* Work instructions *
A single number is the answer here: how many lines below include "http"?

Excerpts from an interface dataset
================
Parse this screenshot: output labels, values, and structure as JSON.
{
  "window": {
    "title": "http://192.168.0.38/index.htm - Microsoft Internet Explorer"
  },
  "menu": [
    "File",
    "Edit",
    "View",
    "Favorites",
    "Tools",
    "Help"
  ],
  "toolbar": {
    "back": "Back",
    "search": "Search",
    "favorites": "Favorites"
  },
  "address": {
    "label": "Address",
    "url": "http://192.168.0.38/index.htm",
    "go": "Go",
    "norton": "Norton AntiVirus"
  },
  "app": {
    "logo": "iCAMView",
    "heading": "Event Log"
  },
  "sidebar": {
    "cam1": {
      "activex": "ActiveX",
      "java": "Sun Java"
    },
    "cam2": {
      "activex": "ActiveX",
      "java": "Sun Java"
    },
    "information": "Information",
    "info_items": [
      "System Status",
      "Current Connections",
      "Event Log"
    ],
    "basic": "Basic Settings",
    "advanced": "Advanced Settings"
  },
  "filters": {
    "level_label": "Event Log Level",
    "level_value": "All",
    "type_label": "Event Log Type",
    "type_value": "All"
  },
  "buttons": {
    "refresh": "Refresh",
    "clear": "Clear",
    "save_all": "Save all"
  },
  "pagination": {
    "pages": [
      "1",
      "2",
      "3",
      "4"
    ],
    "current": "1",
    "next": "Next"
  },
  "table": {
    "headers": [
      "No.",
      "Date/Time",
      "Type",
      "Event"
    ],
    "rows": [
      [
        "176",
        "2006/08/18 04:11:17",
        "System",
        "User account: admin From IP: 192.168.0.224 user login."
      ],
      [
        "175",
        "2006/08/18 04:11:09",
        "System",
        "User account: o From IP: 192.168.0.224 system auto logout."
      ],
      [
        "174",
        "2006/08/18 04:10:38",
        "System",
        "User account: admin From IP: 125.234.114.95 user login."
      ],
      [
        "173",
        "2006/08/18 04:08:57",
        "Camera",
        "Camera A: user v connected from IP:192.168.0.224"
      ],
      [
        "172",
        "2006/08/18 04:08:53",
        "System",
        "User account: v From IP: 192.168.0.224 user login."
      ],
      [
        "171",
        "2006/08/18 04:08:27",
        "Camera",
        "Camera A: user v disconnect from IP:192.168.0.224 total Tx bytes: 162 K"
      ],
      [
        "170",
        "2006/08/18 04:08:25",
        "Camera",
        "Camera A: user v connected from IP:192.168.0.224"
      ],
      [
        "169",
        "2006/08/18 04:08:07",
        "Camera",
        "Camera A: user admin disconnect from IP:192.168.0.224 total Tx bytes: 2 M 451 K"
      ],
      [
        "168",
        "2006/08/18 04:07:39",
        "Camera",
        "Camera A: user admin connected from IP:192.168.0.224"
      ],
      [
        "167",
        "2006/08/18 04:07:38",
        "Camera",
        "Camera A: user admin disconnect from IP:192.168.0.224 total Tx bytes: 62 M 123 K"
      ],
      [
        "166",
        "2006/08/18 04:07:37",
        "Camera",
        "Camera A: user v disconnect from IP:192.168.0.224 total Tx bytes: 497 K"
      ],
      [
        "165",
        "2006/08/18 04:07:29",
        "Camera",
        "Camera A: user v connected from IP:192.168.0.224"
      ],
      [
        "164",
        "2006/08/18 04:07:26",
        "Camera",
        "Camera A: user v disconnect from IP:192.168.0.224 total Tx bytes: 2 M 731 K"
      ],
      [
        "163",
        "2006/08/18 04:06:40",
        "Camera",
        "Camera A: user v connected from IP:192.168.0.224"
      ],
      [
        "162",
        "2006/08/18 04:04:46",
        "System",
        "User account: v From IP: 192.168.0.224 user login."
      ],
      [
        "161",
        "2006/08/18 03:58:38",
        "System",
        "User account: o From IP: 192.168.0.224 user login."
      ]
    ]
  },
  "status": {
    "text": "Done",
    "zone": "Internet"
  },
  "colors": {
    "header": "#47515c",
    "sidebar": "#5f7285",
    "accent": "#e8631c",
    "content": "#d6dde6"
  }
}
================
* Exercise result *
2